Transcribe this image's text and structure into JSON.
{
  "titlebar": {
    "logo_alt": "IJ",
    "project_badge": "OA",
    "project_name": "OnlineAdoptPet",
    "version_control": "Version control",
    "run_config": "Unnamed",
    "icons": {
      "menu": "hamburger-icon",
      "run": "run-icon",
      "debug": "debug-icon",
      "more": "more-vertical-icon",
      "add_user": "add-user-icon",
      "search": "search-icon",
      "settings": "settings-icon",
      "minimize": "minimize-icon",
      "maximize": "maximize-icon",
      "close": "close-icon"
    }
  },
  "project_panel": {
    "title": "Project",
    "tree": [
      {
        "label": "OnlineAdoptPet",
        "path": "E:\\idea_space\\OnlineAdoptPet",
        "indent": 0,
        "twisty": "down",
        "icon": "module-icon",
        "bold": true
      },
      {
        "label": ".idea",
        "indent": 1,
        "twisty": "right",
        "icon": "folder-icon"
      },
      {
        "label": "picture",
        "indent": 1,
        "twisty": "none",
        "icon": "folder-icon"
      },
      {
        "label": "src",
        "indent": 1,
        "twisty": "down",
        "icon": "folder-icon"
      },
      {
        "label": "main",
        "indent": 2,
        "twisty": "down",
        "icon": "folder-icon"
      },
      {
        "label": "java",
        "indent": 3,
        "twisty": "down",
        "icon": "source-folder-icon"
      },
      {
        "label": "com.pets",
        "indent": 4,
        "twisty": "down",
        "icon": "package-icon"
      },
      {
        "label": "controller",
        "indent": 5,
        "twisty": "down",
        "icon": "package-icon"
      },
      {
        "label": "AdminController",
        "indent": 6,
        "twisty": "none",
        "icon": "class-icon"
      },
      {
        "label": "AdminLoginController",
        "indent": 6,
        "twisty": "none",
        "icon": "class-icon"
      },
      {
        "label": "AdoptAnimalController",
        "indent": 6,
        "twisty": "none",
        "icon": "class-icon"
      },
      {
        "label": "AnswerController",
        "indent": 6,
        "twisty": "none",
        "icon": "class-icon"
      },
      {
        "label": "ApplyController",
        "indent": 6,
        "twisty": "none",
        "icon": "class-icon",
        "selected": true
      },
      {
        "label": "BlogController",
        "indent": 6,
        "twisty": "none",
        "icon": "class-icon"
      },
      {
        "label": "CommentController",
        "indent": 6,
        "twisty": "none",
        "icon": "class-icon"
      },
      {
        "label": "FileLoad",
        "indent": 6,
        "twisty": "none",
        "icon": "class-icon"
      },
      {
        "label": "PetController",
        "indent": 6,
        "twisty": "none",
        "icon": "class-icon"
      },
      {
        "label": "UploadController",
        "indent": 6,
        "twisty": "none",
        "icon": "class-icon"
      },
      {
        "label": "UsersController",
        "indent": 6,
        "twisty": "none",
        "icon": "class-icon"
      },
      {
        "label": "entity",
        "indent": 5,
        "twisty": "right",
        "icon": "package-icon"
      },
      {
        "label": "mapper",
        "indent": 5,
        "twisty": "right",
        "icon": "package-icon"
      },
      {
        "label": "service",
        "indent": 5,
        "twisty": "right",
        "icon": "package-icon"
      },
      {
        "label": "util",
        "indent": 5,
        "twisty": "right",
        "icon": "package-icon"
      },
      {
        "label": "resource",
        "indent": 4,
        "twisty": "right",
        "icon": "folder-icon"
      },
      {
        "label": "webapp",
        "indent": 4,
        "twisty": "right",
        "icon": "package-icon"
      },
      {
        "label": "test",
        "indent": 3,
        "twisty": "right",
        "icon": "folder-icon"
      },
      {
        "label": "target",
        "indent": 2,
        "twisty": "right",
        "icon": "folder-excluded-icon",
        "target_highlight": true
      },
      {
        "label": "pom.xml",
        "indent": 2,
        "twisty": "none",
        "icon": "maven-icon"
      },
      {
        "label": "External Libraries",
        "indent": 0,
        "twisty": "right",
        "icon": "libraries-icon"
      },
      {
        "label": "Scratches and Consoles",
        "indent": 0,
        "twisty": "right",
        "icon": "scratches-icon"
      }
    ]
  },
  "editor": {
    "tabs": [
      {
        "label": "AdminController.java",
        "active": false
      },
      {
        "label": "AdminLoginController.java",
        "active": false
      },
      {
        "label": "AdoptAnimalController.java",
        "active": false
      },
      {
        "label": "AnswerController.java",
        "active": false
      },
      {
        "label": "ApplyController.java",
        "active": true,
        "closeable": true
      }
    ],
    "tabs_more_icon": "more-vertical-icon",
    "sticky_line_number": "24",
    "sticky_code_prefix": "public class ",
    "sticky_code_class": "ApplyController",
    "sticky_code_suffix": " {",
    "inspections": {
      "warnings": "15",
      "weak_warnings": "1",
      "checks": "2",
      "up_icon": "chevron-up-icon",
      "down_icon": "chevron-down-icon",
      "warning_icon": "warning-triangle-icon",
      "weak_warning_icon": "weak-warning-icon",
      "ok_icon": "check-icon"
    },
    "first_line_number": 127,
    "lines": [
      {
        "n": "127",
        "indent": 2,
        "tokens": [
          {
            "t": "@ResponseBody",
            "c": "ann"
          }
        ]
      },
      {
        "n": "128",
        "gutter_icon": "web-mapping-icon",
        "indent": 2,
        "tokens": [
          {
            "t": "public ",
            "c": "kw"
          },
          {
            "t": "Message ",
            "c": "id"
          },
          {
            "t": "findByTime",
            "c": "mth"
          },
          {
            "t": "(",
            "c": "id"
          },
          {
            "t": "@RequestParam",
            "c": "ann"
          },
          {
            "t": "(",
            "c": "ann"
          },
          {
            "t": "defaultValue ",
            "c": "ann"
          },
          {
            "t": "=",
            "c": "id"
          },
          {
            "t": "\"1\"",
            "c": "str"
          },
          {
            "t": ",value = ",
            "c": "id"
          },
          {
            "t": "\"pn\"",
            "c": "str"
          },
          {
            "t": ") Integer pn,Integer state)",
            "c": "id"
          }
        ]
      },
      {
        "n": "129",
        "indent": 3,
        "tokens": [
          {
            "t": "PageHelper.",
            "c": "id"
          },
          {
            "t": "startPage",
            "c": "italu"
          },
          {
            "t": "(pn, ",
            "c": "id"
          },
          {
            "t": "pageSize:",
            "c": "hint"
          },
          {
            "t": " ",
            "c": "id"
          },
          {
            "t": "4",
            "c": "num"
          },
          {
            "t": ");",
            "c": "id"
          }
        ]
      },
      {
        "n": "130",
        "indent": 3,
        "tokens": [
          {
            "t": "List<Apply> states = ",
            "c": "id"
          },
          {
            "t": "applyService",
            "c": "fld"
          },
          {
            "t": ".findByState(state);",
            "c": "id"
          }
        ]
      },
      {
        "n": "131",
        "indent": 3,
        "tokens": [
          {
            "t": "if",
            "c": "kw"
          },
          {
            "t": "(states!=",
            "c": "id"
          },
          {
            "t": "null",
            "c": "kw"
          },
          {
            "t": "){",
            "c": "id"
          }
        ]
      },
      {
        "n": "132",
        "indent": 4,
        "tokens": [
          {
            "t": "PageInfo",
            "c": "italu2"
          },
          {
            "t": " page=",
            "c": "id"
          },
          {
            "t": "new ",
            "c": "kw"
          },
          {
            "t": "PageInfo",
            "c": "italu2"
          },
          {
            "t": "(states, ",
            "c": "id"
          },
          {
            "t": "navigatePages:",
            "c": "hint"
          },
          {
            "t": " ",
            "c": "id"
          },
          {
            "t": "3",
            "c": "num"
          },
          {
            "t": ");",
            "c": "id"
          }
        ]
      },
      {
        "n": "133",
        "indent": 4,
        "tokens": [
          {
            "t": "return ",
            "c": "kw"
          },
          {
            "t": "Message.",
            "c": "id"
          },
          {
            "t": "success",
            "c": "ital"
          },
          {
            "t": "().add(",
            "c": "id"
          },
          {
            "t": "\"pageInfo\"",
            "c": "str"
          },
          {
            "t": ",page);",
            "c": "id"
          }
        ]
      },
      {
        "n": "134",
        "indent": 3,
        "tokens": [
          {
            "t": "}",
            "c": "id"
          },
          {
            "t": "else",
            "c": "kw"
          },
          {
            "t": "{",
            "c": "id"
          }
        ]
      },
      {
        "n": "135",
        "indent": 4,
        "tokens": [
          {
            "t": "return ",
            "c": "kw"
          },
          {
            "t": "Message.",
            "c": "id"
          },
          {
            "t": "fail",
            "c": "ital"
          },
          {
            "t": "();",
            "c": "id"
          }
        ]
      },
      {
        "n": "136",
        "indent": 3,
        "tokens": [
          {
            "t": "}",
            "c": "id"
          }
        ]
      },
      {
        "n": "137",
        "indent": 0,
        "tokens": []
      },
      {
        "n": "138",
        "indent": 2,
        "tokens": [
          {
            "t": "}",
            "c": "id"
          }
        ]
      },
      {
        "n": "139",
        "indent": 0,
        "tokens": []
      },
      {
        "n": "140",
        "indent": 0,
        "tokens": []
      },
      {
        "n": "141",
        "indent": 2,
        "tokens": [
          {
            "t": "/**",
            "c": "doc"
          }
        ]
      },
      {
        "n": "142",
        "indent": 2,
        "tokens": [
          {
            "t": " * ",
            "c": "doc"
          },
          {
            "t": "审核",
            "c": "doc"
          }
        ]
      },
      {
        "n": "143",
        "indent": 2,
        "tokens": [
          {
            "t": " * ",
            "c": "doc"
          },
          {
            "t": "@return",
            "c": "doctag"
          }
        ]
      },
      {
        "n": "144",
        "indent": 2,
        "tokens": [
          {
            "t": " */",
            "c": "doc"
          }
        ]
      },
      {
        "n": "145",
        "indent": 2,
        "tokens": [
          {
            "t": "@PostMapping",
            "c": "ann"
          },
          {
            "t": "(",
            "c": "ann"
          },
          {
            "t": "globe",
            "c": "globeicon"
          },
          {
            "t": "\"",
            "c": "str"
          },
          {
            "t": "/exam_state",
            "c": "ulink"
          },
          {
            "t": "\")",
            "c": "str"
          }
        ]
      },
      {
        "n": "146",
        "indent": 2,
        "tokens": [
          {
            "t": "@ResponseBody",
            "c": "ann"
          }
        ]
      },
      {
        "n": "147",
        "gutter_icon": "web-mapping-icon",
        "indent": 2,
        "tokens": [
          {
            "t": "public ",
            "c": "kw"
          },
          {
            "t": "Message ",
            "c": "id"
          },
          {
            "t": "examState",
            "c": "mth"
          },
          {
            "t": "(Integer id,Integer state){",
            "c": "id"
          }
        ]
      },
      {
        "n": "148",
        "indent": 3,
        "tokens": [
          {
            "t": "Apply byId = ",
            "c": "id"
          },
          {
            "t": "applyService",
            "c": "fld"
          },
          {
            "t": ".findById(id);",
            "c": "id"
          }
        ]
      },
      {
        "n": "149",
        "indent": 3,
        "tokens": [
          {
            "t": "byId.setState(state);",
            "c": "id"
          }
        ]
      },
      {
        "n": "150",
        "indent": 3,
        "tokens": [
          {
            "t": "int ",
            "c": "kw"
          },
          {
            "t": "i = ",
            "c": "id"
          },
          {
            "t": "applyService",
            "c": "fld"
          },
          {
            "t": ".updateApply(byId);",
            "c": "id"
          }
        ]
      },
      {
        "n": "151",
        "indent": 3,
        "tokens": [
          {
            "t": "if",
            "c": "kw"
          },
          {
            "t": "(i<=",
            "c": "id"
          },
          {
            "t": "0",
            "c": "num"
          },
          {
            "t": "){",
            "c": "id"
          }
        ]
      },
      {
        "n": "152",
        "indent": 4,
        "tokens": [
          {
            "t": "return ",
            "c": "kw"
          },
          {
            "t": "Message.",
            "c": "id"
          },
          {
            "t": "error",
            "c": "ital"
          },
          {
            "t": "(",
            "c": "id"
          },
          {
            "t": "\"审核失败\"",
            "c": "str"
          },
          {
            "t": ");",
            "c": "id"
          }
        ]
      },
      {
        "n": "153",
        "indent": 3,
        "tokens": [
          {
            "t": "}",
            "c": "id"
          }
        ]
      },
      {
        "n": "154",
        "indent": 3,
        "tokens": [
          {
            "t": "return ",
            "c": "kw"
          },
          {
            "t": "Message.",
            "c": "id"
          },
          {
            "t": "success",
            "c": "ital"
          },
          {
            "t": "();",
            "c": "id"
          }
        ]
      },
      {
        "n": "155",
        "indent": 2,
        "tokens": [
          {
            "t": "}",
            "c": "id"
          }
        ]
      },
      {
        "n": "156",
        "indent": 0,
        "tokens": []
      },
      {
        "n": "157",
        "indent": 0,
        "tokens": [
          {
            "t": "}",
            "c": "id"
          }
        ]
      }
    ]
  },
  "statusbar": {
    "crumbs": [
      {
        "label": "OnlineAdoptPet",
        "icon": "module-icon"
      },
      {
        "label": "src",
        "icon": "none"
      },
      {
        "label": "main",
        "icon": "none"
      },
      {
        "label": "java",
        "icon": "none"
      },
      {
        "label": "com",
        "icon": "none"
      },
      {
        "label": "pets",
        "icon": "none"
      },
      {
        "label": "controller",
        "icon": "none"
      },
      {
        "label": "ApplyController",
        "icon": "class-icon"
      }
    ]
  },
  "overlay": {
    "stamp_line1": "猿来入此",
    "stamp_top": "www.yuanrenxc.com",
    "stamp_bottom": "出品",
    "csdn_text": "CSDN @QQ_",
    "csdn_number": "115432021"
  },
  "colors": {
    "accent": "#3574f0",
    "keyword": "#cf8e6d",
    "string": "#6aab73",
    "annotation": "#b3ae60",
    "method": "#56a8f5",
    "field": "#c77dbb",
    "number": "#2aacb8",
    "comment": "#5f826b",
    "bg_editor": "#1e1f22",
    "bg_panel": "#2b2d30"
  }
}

• _TASK TO COMPLETE_
Find how many lines of the listing include the string "states" and give that number, nothing else.

• _THE RESPONSE_
3